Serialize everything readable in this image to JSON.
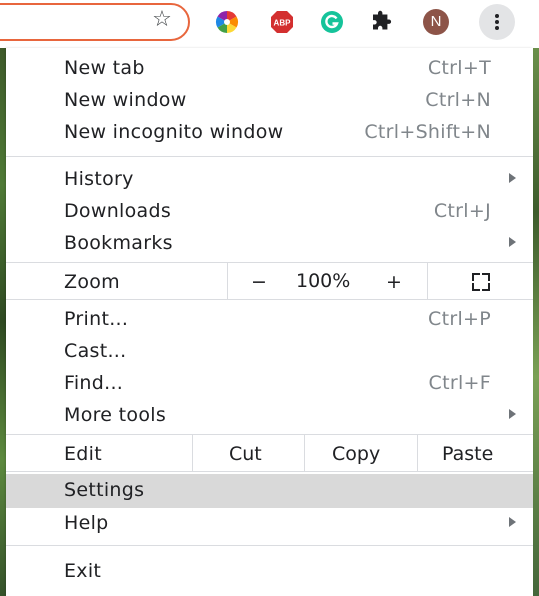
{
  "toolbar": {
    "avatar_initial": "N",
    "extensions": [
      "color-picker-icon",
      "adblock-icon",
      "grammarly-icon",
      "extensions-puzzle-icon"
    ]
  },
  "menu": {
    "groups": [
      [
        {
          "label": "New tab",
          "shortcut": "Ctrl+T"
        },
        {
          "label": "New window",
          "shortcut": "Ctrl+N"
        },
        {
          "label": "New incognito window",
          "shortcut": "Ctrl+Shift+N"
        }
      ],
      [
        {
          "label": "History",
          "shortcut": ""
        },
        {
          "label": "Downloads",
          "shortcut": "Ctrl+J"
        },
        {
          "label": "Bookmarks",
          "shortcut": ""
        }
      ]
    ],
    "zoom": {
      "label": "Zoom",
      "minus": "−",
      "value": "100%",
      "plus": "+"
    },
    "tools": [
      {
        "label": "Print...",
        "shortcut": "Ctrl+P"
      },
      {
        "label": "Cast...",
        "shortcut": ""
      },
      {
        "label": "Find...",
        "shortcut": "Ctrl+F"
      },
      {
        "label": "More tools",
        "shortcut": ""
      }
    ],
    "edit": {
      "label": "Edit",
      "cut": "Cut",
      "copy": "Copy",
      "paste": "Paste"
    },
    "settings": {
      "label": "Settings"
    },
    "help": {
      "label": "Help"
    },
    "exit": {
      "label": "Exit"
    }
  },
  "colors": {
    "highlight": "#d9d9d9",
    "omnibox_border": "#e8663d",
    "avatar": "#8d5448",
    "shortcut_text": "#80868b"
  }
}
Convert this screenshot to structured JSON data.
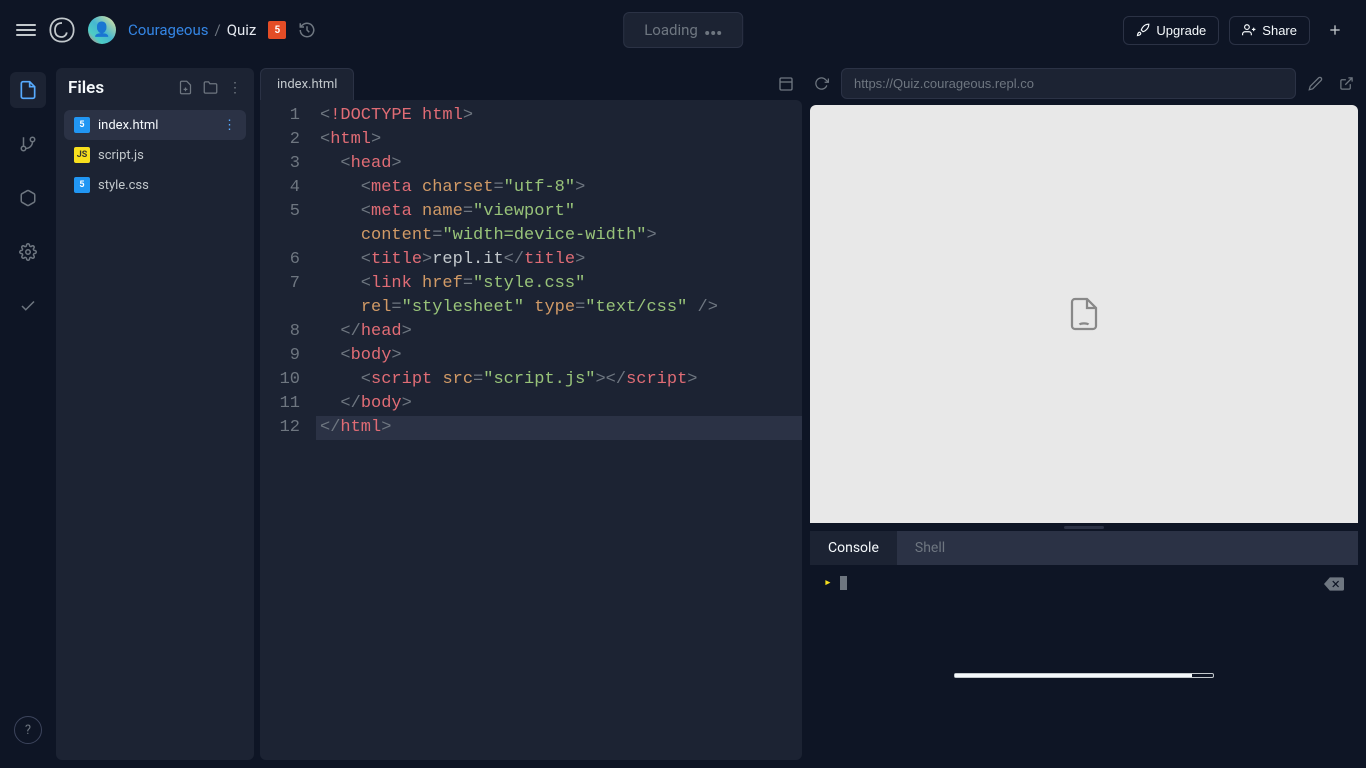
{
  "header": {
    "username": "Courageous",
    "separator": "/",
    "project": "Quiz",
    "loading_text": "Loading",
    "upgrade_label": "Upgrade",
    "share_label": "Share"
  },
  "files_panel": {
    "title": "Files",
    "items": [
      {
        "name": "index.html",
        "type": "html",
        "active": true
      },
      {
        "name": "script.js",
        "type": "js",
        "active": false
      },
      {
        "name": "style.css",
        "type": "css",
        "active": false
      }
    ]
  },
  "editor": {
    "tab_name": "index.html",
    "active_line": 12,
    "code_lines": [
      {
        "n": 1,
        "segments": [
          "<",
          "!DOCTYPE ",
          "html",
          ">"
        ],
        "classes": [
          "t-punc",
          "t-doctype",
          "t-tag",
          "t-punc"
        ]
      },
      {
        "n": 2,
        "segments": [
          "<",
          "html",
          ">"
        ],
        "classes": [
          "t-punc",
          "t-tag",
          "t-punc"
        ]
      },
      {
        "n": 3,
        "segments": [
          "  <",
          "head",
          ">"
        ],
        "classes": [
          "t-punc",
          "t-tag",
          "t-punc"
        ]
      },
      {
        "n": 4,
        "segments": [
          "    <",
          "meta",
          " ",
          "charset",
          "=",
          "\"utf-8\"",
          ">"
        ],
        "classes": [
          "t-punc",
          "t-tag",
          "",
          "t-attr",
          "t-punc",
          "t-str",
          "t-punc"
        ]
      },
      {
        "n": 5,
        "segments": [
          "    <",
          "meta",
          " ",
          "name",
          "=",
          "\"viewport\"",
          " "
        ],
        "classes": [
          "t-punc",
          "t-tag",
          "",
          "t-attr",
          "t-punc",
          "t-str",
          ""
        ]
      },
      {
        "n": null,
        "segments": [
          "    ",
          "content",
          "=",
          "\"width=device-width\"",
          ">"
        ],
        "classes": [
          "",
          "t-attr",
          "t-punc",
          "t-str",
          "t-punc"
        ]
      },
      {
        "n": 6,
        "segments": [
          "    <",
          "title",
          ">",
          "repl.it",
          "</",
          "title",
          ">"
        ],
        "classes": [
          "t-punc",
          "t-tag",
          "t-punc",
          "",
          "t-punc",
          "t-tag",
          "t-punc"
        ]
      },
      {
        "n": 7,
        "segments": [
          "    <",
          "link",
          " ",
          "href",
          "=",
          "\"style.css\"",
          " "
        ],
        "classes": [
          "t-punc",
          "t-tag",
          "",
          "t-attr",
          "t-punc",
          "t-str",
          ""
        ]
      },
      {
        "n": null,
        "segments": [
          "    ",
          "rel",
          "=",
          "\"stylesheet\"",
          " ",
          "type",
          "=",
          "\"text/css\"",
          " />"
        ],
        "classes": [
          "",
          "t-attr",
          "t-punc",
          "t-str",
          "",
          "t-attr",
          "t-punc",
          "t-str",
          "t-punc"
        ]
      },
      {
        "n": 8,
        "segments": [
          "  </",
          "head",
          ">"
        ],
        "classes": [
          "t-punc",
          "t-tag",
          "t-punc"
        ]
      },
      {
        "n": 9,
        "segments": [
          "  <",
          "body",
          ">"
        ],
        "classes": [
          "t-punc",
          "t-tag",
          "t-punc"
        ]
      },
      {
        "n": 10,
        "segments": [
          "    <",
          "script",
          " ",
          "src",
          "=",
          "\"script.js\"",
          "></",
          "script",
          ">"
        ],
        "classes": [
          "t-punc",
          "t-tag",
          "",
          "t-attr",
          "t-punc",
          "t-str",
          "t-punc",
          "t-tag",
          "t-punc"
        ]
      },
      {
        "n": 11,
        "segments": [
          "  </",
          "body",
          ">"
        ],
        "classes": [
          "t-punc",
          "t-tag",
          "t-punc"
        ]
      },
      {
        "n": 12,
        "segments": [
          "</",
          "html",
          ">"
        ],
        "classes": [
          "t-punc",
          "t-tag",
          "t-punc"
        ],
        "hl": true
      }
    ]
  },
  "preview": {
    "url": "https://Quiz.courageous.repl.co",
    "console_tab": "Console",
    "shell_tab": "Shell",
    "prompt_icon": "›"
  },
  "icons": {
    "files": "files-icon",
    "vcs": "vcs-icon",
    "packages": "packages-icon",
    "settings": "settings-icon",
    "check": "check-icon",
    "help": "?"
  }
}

» **Exercise directions**
Reproduce all the entries that precede this task, word for word, minus any pictures.

» **Task response**
Serialize everything readable in this image to JSON.
{
  "toolbar": {
    "avatar_initial": "N",
    "extensions": [
      "color-picker-icon",
      "adblock-icon",
      "grammarly-icon",
      "extensions-puzzle-icon"
    ]
  },
  "menu": {
    "groups": [
      [
        {
          "label": "New tab",
          "shortcut": "Ctrl+T"
        },
        {
          "label": "New window",
          "shortcut": "Ctrl+N"
        },
        {
          "label": "New incognito window",
          "shortcut": "Ctrl+Shift+N"
        }
      ],
      [
        {
          "label": "History",
          "shortcut": ""
        },
        {
          "label": "Downloads",
          "shortcut": "Ctrl+J"
        },
        {
          "label": "Bookmarks",
          "shortcut": ""
        }
      ]
    ],
    "zoom": {
      "label": "Zoom",
      "minus": "−",
      "value": "100%",
      "plus": "+"
    },
    "tools": [
      {
        "label": "Print...",
        "shortcut": "Ctrl+P"
      },
      {
        "label": "Cast...",
        "shortcut": ""
      },
      {
        "label": "Find...",
        "shortcut": "Ctrl+F"
      },
      {
        "label": "More tools",
        "shortcut": ""
      }
    ],
    "edit": {
      "label": "Edit",
      "cut": "Cut",
      "copy": "Copy",
      "paste": "Paste"
    },
    "settings": {
      "label": "Settings"
    },
    "help": {
      "label": "Help"
    },
    "exit": {
      "label": "Exit"
    }
  },
  "colors": {
    "highlight": "#d9d9d9",
    "omnibox_border": "#e8663d",
    "avatar": "#8d5448",
    "shortcut_text": "#80868b"
  }
}
Convert this screenshot to structured JSON data.
{
  "header": {
    "username": "Courageous",
    "separator": "/",
    "project": "Quiz",
    "loading_text": "Loading",
    "upgrade_label": "Upgrade",
    "share_label": "Share"
  },
  "files_panel": {
    "title": "Files",
    "items": [
      {
        "name": "index.html",
        "type": "html",
        "active": true
      },
      {
        "name": "script.js",
        "type": "js",
        "active": false
      },
      {
        "name": "style.css",
        "type": "css",
        "active": false
      }
    ]
  },
  "editor": {
    "tab_name": "index.html",
    "active_line": 12,
    "code_lines": [
      {
        "n": 1,
        "segments": [
          "<",
          "!DOCTYPE ",
          "html",
          ">"
        ],
        "classes": [
          "t-punc",
          "t-doctype",
          "t-tag",
          "t-punc"
        ]
      },
      {
        "n": 2,
        "segments": [
          "<",
          "html",
          ">"
        ],
        "classes": [
          "t-punc",
          "t-tag",
          "t-punc"
        ]
      },
      {
        "n": 3,
        "segments": [
          "  <",
          "head",
          ">"
        ],
        "classes": [
          "t-punc",
          "t-tag",
          "t-punc"
        ]
      },
      {
        "n": 4,
        "segments": [
          "    <",
          "meta",
          " ",
          "charset",
          "=",
          "\"utf-8\"",
          ">"
        ],
        "classes": [
          "t-punc",
          "t-tag",
          "",
          "t-attr",
          "t-punc",
          "t-str",
          "t-punc"
        ]
      },
      {
        "n": 5,
        "segments": [
          "    <",
          "meta",
          " ",
          "name",
          "=",
          "\"viewport\"",
          " "
        ],
        "classes": [
          "t-punc",
          "t-tag",
          "",
          "t-attr",
          "t-punc",
          "t-str",
          ""
        ]
      },
      {
        "n": null,
        "segments": [
          "    ",
          "content",
          "=",
          "\"width=device-width\"",
          ">"
        ],
        "classes": [
          "",
          "t-attr",
          "t-punc",
          "t-str",
          "t-punc"
        ]
      },
      {
        "n": 6,
        "segments": [
          "    <",
          "title",
          ">",
          "repl.it",
          "</",
          "title",
          ">"
        ],
        "classes": [
          "t-punc",
          "t-tag",
          "t-punc",
          "",
          "t-punc",
          "t-tag",
          "t-punc"
        ]
      },
      {
        "n": 7,
        "segments": [
          "    <",
          "link",
          " ",
          "href",
          "=",
          "\"style.css\"",
          " "
        ],
        "classes": [
          "t-punc",
          "t-tag",
          "",
          "t-attr",
          "t-punc",
          "t-str",
          ""
        ]
      },
      {
        "n": null,
        "segments": [
          "    ",
          "rel",
          "=",
          "\"stylesheet\"",
          " ",
          "type",
          "=",
          "\"text/css\"",
          " />"
        ],
        "classes": [
          "",
          "t-attr",
          "t-punc",
          "t-str",
          "",
          "t-attr",
          "t-punc",
          "t-str",
          "t-punc"
        ]
      },
      {
        "n": 8,
        "segments": [
          "  </",
          "head",
          ">"
        ],
        "classes": [
          "t-punc",
          "t-tag",
          "t-punc"
        ]
      },
      {
        "n": 9,
        "segments": [
          "  <",
          "body",
          ">"
        ],
        "classes": [
          "t-punc",
          "t-tag",
          "t-punc"
        ]
      },
      {
        "n": 10,
        "segments": [
          "    <",
          "script",
          " ",
          "src",
          "=",
          "\"script.js\"",
          "></",
          "script",
          ">"
        ],
        "classes": [
          "t-punc",
          "t-tag",
          "",
          "t-attr",
          "t-punc",
          "t-str",
          "t-punc",
          "t-tag",
          "t-punc"
        ]
      },
      {
        "n": 11,
        "segments": [
          "  </",
          "body",
          ">"
        ],
        "classes": [
          "t-punc",
          "t-tag",
          "t-punc"
        ]
      },
      {
        "n": 12,
        "segments": [
          "</",
          "html",
          ">"
        ],
        "classes": [
          "t-punc",
          "t-tag",
          "t-punc"
        ],
        "hl": true
      }
    ]
  },
  "preview": {
    "url": "https://Quiz.courageous.repl.co",
    "console_tab": "Console",
    "shell_tab": "Shell",
    "prompt_icon": "›"
  },
  "icons": {
    "files": "files-icon",
    "vcs": "vcs-icon",
    "packages": "packages-icon",
    "settings": "settings-icon",
    "check": "check-icon",
    "help": "?"
  }
}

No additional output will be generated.